--- BEGIN RAW DATA ---
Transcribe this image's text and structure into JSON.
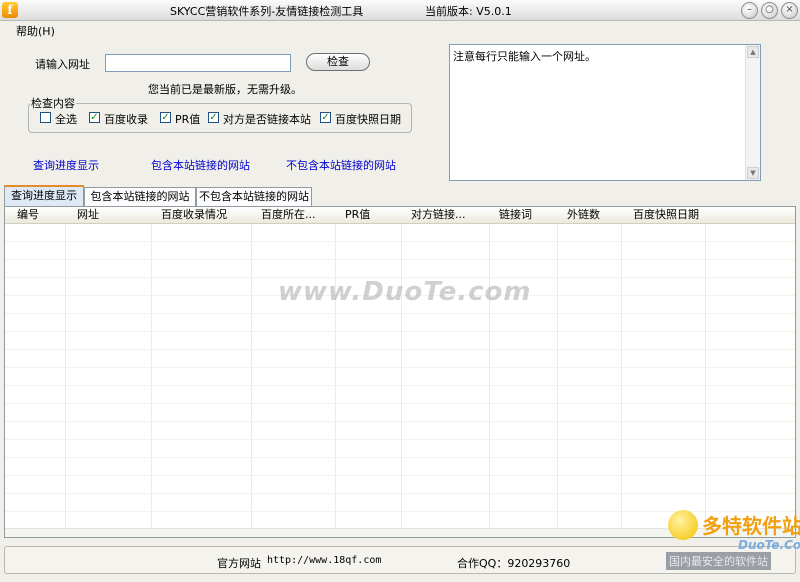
{
  "window": {
    "title": "SKYCC营销软件系列-友情链接检测工具",
    "version_label": "当前版本: V5.0.1",
    "app_icon_glyph": "f",
    "controls": {
      "minimize": "–",
      "maximize": "○",
      "close": "×"
    }
  },
  "menu": {
    "help": "帮助(H)"
  },
  "form": {
    "url_label": "请输入网址",
    "url_value": "",
    "check_button": "检查",
    "update_status": "您当前已是最新版，无需升级。"
  },
  "options": {
    "legend": "检查内容",
    "items": [
      {
        "label": "全选",
        "checked": false
      },
      {
        "label": "百度收录",
        "checked": true
      },
      {
        "label": "PR值",
        "checked": true
      },
      {
        "label": "对方是否链接本站",
        "checked": true
      },
      {
        "label": "百度快照日期",
        "checked": true
      }
    ]
  },
  "links": {
    "progress": "查询进度显示",
    "contains": "包含本站链接的网站",
    "not_contains": "不包含本站链接的网站"
  },
  "notes": {
    "text": "注意每行只能输入一个网址。"
  },
  "tabs": [
    {
      "label": "查询进度显示",
      "active": true
    },
    {
      "label": "包含本站链接的网站",
      "active": false
    },
    {
      "label": "不包含本站链接的网站",
      "active": false
    }
  ],
  "table": {
    "columns": [
      "编号",
      "网址",
      "百度收录情况",
      "百度所在...",
      "PR值",
      "对方链接...",
      "链接词",
      "外链数",
      "百度快照日期"
    ],
    "rows": []
  },
  "status": {
    "website_label": "官方网站",
    "website_url": "http://www.18qf.com",
    "qq_label": "合作QQ：920293760"
  },
  "watermark": {
    "text": "www.DuoTe.com",
    "logo_cn": "多特软件站",
    "logo_en": "DuoTe.Com",
    "logo_slogan": "国内最安全的软件站"
  },
  "colors": {
    "link": "#0000cc",
    "tab_active_accent": "#e68b2c",
    "check_mark": "#1a8a1a"
  }
}
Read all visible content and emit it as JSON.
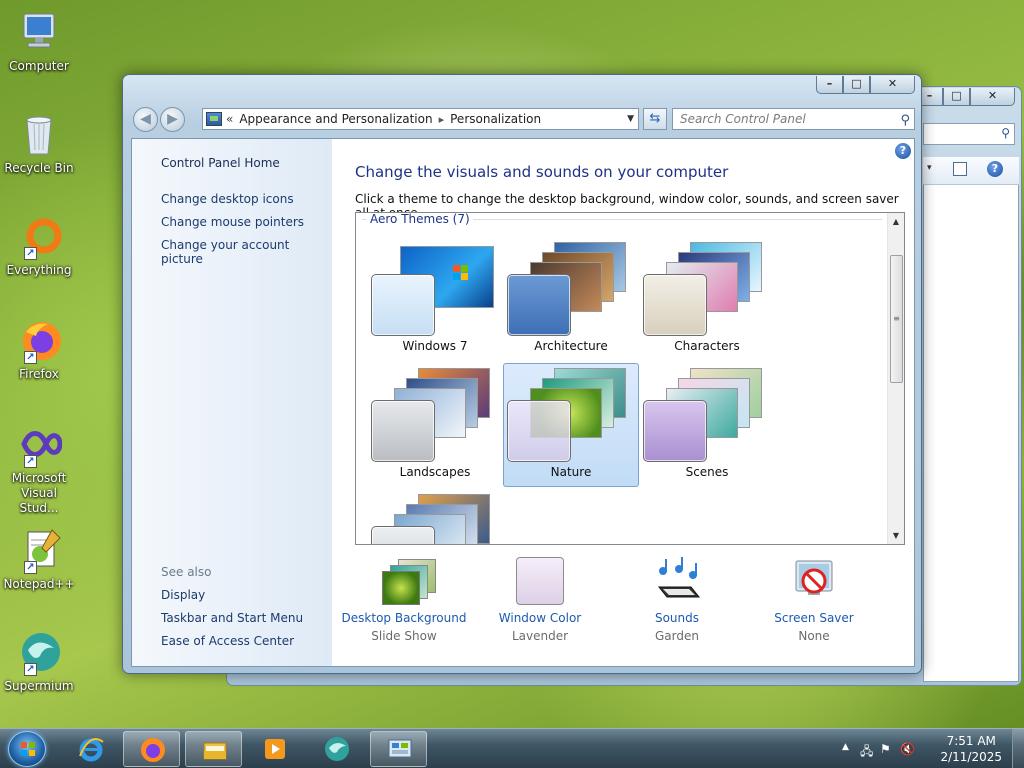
{
  "desktop": {
    "icons": [
      {
        "label": "Computer"
      },
      {
        "label": "Recycle Bin"
      },
      {
        "label": "Everything"
      },
      {
        "label": "Firefox"
      },
      {
        "label_line1": "Microsoft",
        "label_line2": "Visual Stud..."
      },
      {
        "label": "Notepad++"
      },
      {
        "label": "Supermium"
      }
    ]
  },
  "window": {
    "breadcrumb": {
      "overflow": "«",
      "items": [
        "Appearance and Personalization",
        "Personalization"
      ],
      "separator": "▸"
    },
    "search_placeholder": "Search Control Panel",
    "left_pane": {
      "home": "Control Panel Home",
      "tasks": [
        "Change desktop icons",
        "Change mouse pointers",
        "Change your account picture"
      ],
      "see_also_heading": "See also",
      "see_also": [
        "Display",
        "Taskbar and Start Menu",
        "Ease of Access Center"
      ]
    },
    "title": "Change the visuals and sounds on your computer",
    "description": "Click a theme to change the desktop background, window color, sounds, and screen saver all at once.",
    "themes_group": "Aero Themes (7)",
    "themes": [
      {
        "name": "Windows 7",
        "selected": false
      },
      {
        "name": "Architecture",
        "selected": false
      },
      {
        "name": "Characters",
        "selected": false
      },
      {
        "name": "Landscapes",
        "selected": false
      },
      {
        "name": "Nature",
        "selected": true
      },
      {
        "name": "Scenes",
        "selected": false
      },
      {
        "name": "",
        "selected": false
      }
    ],
    "bottom": [
      {
        "link": "Desktop Background",
        "value": "Slide Show"
      },
      {
        "link": "Window Color",
        "value": "Lavender"
      },
      {
        "link": "Sounds",
        "value": "Garden"
      },
      {
        "link": "Screen Saver",
        "value": "None"
      }
    ],
    "help_label": "?"
  },
  "taskbar": {
    "clock_time": "7:51 AM",
    "clock_date": "2/11/2025",
    "pinned": [
      "start-orb",
      "internet-explorer-icon",
      "firefox-icon",
      "file-explorer-icon",
      "media-player-icon",
      "supermium-icon",
      "control-panel-icon"
    ]
  },
  "colors": {
    "title_blue": "#1e3287",
    "link_blue": "#1c5ab0",
    "selection": "#c1dcf6"
  }
}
--- END RAW DATA ---
Transcribe the entries above verbatim, omitting their pictures.

SOLVED PROBLEM:
Transcribe this image's text and structure into JSON.
{
  "window": {
    "title": "SKYCC营销软件系列-友情链接检测工具",
    "version_label": "当前版本: V5.0.1",
    "app_icon_glyph": "f",
    "controls": {
      "minimize": "–",
      "maximize": "○",
      "close": "×"
    }
  },
  "menu": {
    "help": "帮助(H)"
  },
  "form": {
    "url_label": "请输入网址",
    "url_value": "",
    "check_button": "检查",
    "update_status": "您当前已是最新版，无需升级。"
  },
  "options": {
    "legend": "检查内容",
    "items": [
      {
        "label": "全选",
        "checked": false
      },
      {
        "label": "百度收录",
        "checked": true
      },
      {
        "label": "PR值",
        "checked": true
      },
      {
        "label": "对方是否链接本站",
        "checked": true
      },
      {
        "label": "百度快照日期",
        "checked": true
      }
    ]
  },
  "links": {
    "progress": "查询进度显示",
    "contains": "包含本站链接的网站",
    "not_contains": "不包含本站链接的网站"
  },
  "notes": {
    "text": "注意每行只能输入一个网址。"
  },
  "tabs": [
    {
      "label": "查询进度显示",
      "active": true
    },
    {
      "label": "包含本站链接的网站",
      "active": false
    },
    {
      "label": "不包含本站链接的网站",
      "active": false
    }
  ],
  "table": {
    "columns": [
      "编号",
      "网址",
      "百度收录情况",
      "百度所在...",
      "PR值",
      "对方链接...",
      "链接词",
      "外链数",
      "百度快照日期"
    ],
    "rows": []
  },
  "status": {
    "website_label": "官方网站",
    "website_url": "http://www.18qf.com",
    "qq_label": "合作QQ：920293760"
  },
  "watermark": {
    "text": "www.DuoTe.com",
    "logo_cn": "多特软件站",
    "logo_en": "DuoTe.Com",
    "logo_slogan": "国内最安全的软件站"
  },
  "colors": {
    "link": "#0000cc",
    "tab_active_accent": "#e68b2c",
    "check_mark": "#1a8a1a"
  }
}
Read all visible content and emit it as JSON.
{
  "desktop": {
    "icons": [
      {
        "label": "Computer"
      },
      {
        "label": "Recycle Bin"
      },
      {
        "label": "Everything"
      },
      {
        "label": "Firefox"
      },
      {
        "label_line1": "Microsoft",
        "label_line2": "Visual Stud..."
      },
      {
        "label": "Notepad++"
      },
      {
        "label": "Supermium"
      }
    ]
  },
  "window": {
    "breadcrumb": {
      "overflow": "«",
      "items": [
        "Appearance and Personalization",
        "Personalization"
      ],
      "separator": "▸"
    },
    "search_placeholder": "Search Control Panel",
    "left_pane": {
      "home": "Control Panel Home",
      "tasks": [
        "Change desktop icons",
        "Change mouse pointers",
        "Change your account picture"
      ],
      "see_also_heading": "See also",
      "see_also": [
        "Display",
        "Taskbar and Start Menu",
        "Ease of Access Center"
      ]
    },
    "title": "Change the visuals and sounds on your computer",
    "description": "Click a theme to change the desktop background, window color, sounds, and screen saver all at once.",
    "themes_group": "Aero Themes (7)",
    "themes": [
      {
        "name": "Windows 7",
        "selected": false
      },
      {
        "name": "Architecture",
        "selected": false
      },
      {
        "name": "Characters",
        "selected": false
      },
      {
        "name": "Landscapes",
        "selected": false
      },
      {
        "name": "Nature",
        "selected": true
      },
      {
        "name": "Scenes",
        "selected": false
      },
      {
        "name": "",
        "selected": false
      }
    ],
    "bottom": [
      {
        "link": "Desktop Background",
        "value": "Slide Show"
      },
      {
        "link": "Window Color",
        "value": "Lavender"
      },
      {
        "link": "Sounds",
        "value": "Garden"
      },
      {
        "link": "Screen Saver",
        "value": "None"
      }
    ],
    "help_label": "?"
  },
  "taskbar": {
    "clock_time": "7:51 AM",
    "clock_date": "2/11/2025",
    "pinned": [
      "start-orb",
      "internet-explorer-icon",
      "firefox-icon",
      "file-explorer-icon",
      "media-player-icon",
      "supermium-icon",
      "control-panel-icon"
    ]
  },
  "colors": {
    "title_blue": "#1e3287",
    "link_blue": "#1c5ab0",
    "selection": "#c1dcf6"
  }
}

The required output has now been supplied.